Task requirements. Seek out every line containing the word "whole", and copy each.

Input for this task.
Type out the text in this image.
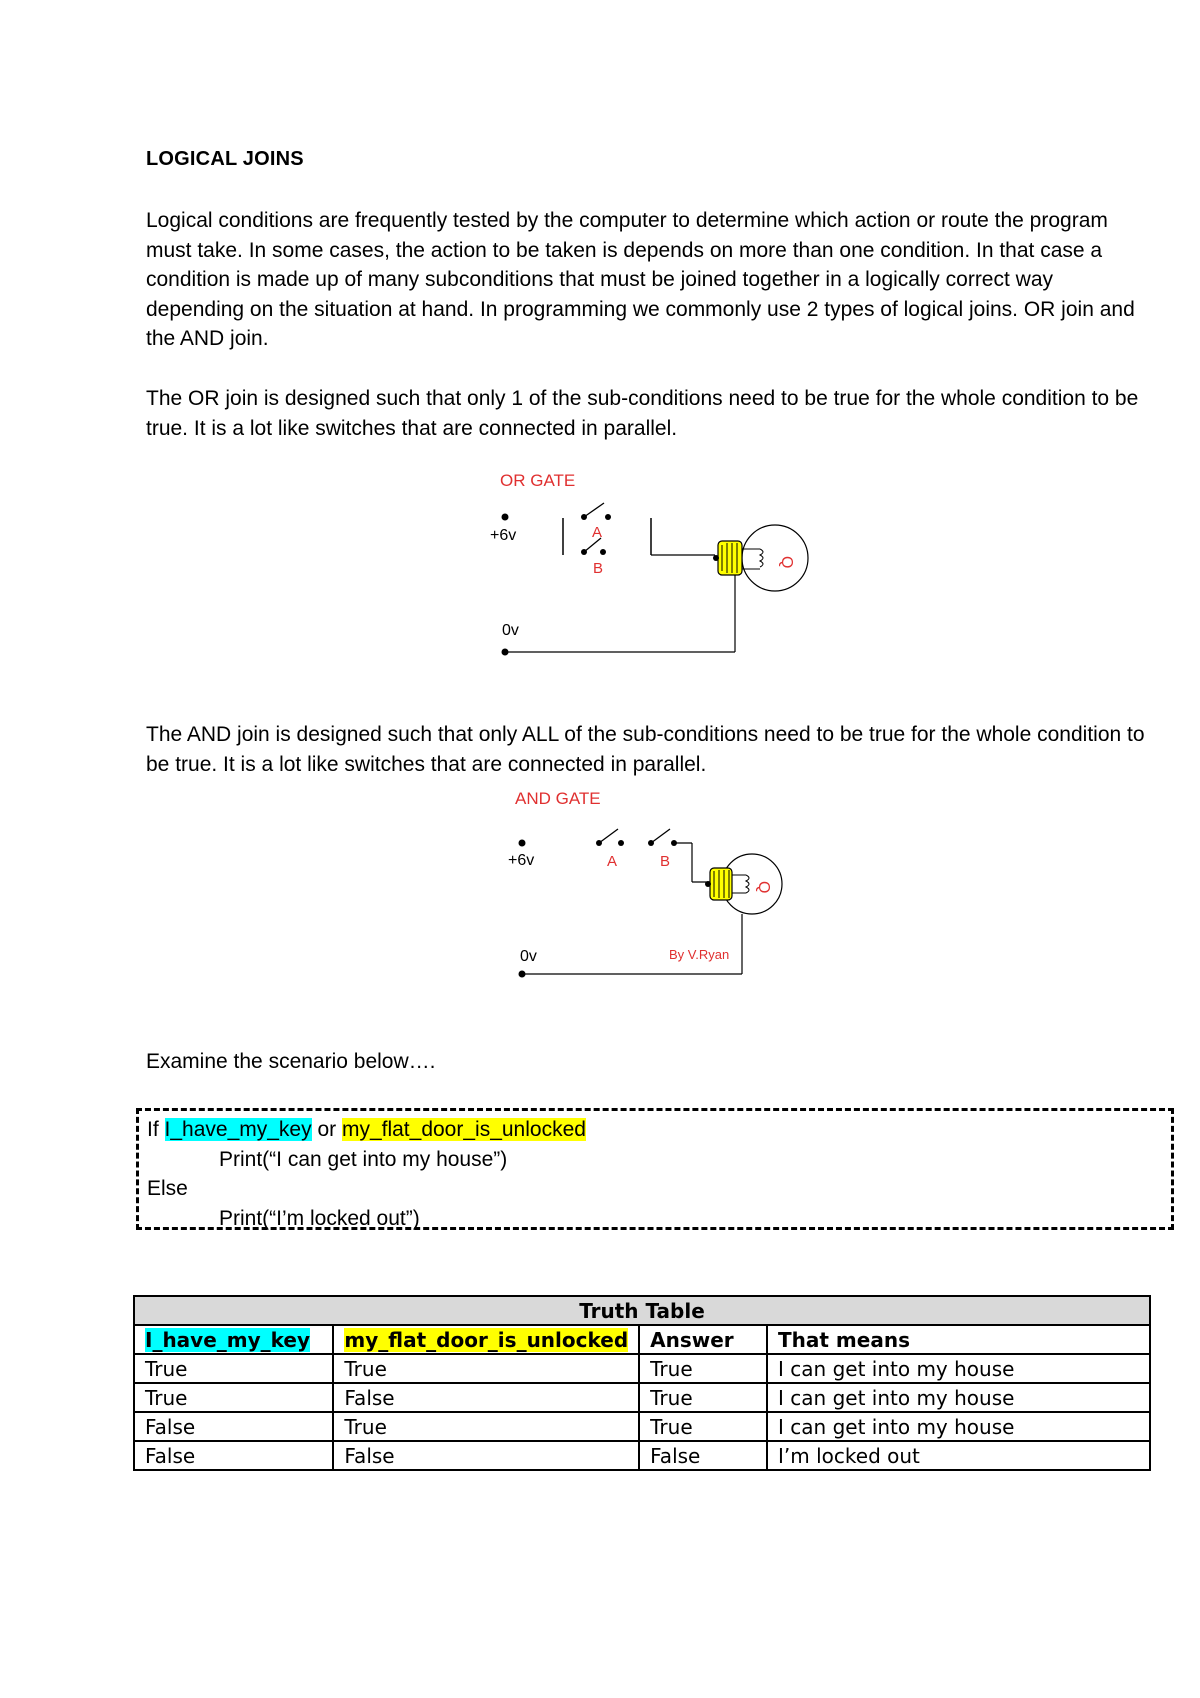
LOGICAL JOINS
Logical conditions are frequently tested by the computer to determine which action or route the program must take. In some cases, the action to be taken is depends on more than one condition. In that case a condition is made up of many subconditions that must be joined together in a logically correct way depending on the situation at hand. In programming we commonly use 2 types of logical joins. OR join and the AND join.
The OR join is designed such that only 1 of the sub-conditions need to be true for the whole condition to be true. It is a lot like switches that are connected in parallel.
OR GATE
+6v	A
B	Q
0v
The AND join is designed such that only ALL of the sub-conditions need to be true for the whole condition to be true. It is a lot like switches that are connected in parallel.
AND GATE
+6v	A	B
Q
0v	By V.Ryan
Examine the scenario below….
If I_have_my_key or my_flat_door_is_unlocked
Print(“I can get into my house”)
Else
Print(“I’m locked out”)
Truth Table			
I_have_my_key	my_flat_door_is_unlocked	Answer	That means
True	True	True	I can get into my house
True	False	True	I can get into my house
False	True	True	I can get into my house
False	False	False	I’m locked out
* * *
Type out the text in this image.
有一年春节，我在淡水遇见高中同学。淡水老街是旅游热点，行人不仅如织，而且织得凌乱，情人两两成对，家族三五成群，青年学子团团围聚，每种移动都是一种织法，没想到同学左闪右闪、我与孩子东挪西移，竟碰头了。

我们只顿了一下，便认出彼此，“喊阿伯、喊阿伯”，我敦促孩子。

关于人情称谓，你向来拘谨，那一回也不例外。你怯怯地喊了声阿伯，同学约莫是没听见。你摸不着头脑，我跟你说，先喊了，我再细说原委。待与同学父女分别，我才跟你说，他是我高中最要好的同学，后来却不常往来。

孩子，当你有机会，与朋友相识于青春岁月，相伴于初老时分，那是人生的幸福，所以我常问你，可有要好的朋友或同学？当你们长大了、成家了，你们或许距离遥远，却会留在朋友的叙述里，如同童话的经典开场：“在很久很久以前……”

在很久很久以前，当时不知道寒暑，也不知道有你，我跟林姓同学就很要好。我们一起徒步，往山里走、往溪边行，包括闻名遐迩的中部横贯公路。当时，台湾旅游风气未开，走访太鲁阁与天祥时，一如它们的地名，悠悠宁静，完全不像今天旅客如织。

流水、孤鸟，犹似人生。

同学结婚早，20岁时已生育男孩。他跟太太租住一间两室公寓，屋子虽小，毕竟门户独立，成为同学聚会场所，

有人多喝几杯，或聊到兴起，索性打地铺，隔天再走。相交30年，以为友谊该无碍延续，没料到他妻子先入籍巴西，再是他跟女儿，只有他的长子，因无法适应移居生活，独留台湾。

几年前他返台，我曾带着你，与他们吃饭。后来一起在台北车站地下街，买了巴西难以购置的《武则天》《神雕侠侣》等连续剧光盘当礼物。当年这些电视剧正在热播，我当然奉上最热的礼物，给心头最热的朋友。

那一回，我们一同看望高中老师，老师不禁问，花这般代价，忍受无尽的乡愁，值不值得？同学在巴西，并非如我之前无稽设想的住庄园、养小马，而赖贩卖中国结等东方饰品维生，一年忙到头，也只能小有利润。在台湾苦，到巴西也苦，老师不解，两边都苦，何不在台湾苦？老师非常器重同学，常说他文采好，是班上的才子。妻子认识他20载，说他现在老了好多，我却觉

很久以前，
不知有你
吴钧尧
--
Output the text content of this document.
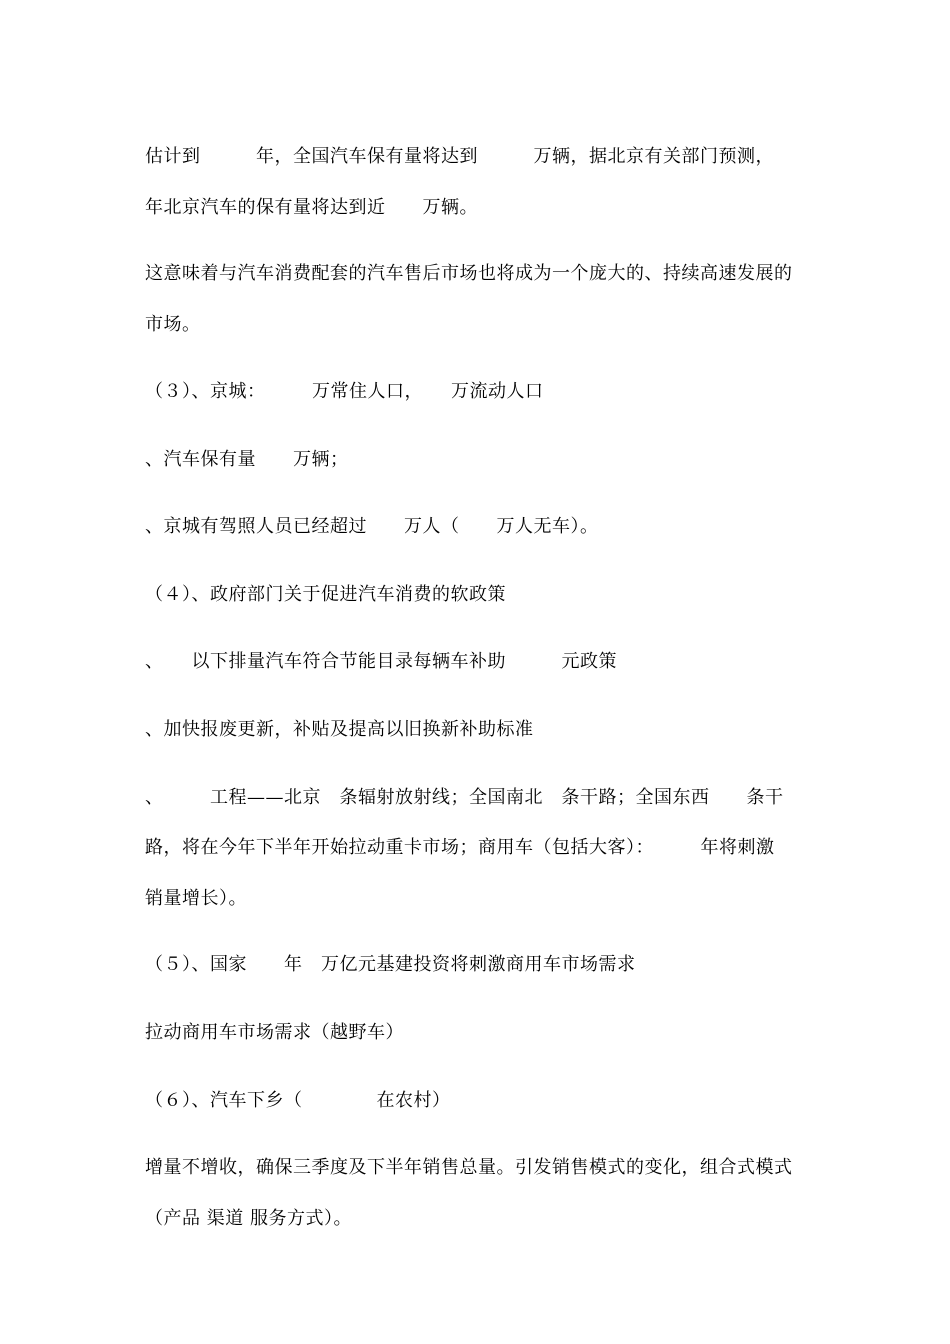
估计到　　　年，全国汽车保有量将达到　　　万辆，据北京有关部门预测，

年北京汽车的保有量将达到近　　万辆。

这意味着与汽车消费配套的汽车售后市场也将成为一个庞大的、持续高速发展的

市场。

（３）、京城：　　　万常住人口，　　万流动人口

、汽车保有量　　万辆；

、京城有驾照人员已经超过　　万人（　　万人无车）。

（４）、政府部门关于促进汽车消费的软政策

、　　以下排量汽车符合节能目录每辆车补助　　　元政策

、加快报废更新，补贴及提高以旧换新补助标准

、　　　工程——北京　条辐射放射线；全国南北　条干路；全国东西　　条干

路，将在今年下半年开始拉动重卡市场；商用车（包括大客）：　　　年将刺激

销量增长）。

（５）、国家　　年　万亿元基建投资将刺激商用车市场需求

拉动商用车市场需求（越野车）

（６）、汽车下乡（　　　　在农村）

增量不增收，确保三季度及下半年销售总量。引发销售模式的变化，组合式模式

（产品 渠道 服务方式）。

Solved exercise.
The OR join is designed such that only 1 of the sub-conditions need to be true for the whole condition to be true. It is a lot like switches that are connected in parallel.
The AND join is designed such that only ALL of the sub-conditions need to be true for the whole condition to be true. It is a lot like switches that are connected in parallel.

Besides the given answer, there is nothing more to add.